>>>>>

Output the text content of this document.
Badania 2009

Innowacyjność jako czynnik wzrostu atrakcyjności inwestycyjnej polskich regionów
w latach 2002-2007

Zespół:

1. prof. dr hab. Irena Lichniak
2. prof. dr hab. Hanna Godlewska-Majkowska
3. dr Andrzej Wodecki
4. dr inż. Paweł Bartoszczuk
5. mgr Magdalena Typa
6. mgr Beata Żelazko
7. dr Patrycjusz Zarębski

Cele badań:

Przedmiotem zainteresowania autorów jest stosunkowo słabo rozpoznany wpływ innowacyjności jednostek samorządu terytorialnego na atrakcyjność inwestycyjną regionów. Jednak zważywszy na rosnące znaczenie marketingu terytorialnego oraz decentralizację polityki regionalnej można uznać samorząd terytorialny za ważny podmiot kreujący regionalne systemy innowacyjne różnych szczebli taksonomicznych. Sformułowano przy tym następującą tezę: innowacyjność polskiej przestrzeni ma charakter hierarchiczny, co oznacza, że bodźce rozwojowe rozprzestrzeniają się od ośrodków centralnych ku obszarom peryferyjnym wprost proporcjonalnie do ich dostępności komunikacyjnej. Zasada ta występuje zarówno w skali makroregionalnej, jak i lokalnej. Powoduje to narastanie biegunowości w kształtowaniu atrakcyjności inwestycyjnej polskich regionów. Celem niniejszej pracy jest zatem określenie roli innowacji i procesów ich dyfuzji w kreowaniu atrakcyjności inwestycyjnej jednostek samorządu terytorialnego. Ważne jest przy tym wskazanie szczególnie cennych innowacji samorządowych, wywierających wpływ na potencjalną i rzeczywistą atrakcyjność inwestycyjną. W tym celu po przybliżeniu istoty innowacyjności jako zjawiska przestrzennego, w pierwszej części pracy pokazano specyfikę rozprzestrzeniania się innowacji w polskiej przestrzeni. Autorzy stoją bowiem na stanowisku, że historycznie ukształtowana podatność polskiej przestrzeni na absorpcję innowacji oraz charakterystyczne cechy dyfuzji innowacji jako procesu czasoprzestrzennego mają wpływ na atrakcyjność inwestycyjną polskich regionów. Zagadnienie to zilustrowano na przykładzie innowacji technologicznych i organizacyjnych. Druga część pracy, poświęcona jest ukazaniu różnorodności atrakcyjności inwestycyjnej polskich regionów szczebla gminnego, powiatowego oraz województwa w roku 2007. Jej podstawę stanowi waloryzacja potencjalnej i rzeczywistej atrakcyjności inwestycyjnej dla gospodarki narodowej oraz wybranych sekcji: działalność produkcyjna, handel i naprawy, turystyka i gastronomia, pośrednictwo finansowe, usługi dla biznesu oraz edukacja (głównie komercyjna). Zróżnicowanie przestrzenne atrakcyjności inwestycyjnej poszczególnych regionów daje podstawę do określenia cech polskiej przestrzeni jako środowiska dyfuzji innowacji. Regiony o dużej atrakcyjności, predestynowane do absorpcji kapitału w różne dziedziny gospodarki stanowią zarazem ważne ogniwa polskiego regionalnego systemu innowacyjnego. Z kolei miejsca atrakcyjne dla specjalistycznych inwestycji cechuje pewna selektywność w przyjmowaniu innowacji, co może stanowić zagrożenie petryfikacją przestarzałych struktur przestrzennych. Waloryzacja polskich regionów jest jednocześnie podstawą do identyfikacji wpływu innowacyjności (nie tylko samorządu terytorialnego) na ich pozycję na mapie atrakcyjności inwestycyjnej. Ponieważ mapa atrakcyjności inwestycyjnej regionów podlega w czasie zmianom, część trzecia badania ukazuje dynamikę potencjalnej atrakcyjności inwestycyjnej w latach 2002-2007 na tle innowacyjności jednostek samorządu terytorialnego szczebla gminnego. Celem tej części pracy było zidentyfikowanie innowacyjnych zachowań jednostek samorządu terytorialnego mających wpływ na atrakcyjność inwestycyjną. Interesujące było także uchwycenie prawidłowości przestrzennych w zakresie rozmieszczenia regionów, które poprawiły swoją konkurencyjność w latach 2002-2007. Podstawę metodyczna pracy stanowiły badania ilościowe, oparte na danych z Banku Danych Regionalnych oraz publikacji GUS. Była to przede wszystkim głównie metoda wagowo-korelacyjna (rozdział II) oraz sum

<<<<<

**Given instruction**: Output an exact copy of each record.

**Correct answer**:
Output the text content of this document.
Badania 2009

Innowacyjność jako czynnik wzrostu atrakcyjności inwestycyjnej polskich regionów
w latach 2002-2007

Zespół:

1. prof. dr hab. Irena Lichniak
2. prof. dr hab. Hanna Godlewska-Majkowska
3. dr Andrzej Wodecki
4. dr inż. Paweł Bartoszczuk
5. mgr Magdalena Typa
6. mgr Beata Żelazko
7. dr Patrycjusz Zarębski

Cele badań:

Przedmiotem zainteresowania autorów jest stosunkowo słabo rozpoznany wpływ innowacyjności jednostek samorządu terytorialnego na atrakcyjność inwestycyjną regionów. Jednak zważywszy na rosnące znaczenie marketingu terytorialnego oraz decentralizację polityki regionalnej można uznać samorząd terytorialny za ważny podmiot kreujący regionalne systemy innowacyjne różnych szczebli taksonomicznych. Sformułowano przy tym następującą tezę: innowacyjność polskiej przestrzeni ma charakter hierarchiczny, co oznacza, że bodźce rozwojowe rozprzestrzeniają się od ośrodków centralnych ku obszarom peryferyjnym wprost proporcjonalnie do ich dostępności komunikacyjnej. Zasada ta występuje zarówno w skali makroregionalnej, jak i lokalnej. Powoduje to narastanie biegunowości w kształtowaniu atrakcyjności inwestycyjnej polskich regionów. Celem niniejszej pracy jest zatem określenie roli innowacji i procesów ich dyfuzji w kreowaniu atrakcyjności inwestycyjnej jednostek samorządu terytorialnego. Ważne jest przy tym wskazanie szczególnie cennych innowacji samorządowych, wywierających wpływ na potencjalną i rzeczywistą atrakcyjność inwestycyjną. W tym celu po przybliżeniu istoty innowacyjności jako zjawiska przestrzennego, w pierwszej części pracy pokazano specyfikę rozprzestrzeniania się innowacji w polskiej przestrzeni. Autorzy stoją bowiem na stanowisku, że historycznie ukształtowana podatność polskiej przestrzeni na absorpcję innowacji oraz charakterystyczne cechy dyfuzji innowacji jako procesu czasoprzestrzennego mają wpływ na atrakcyjność inwestycyjną polskich regionów. Zagadnienie to zilustrowano na przykładzie innowacji technologicznych i organizacyjnych. Druga część pracy, poświęcona jest ukazaniu różnorodności atrakcyjności inwestycyjnej polskich regionów szczebla gminnego, powiatowego oraz województwa w roku 2007. Jej podstawę stanowi waloryzacja potencjalnej i rzeczywistej atrakcyjności inwestycyjnej dla gospodarki narodowej oraz wybranych sekcji: działalność produkcyjna, handel i naprawy, turystyka i gastronomia, pośrednictwo finansowe, usługi dla biznesu oraz edukacja (głównie komercyjna). Zróżnicowanie przestrzenne atrakcyjności inwestycyjnej poszczególnych regionów daje podstawę do określenia cech polskiej przestrzeni jako środowiska dyfuzji innowacji. Regiony o dużej atrakcyjności, predestynowane do absorpcji kapitału w różne dziedziny gospodarki stanowią zarazem ważne ogniwa polskiego regionalnego systemu innowacyjnego. Z kolei miejsca atrakcyjne dla specjalistycznych inwestycji cechuje pewna selektywność w przyjmowaniu innowacji, co może stanowić zagrożenie petryfikacją przestarzałych struktur przestrzennych. Waloryzacja polskich regionów jest jednocześnie podstawą do identyfikacji wpływu innowacyjności (nie tylko samorządu terytorialnego) na ich pozycję na mapie atrakcyjności inwestycyjnej. Ponieważ mapa atrakcyjności inwestycyjnej regionów podlega w czasie zmianom, część trzecia badania ukazuje dynamikę potencjalnej atrakcyjności inwestycyjnej w latach 2002-2007 na tle innowacyjności jednostek samorządu terytorialnego szczebla gminnego. Celem tej części pracy było zidentyfikowanie innowacyjnych zachowań jednostek samorządu terytorialnego mających wpływ na atrakcyjność inwestycyjną. Interesujące było także uchwycenie prawidłowości przestrzennych w zakresie rozmieszczenia regionów, które poprawiły swoją konkurencyjność w latach 2002-2007. Podstawę metodyczna pracy stanowiły badania ilościowe, oparte na danych z Banku Danych Regionalnych oraz publikacji GUS. Była to przede wszystkim głównie metoda wagowo-korelacyjna (rozdział II) oraz sum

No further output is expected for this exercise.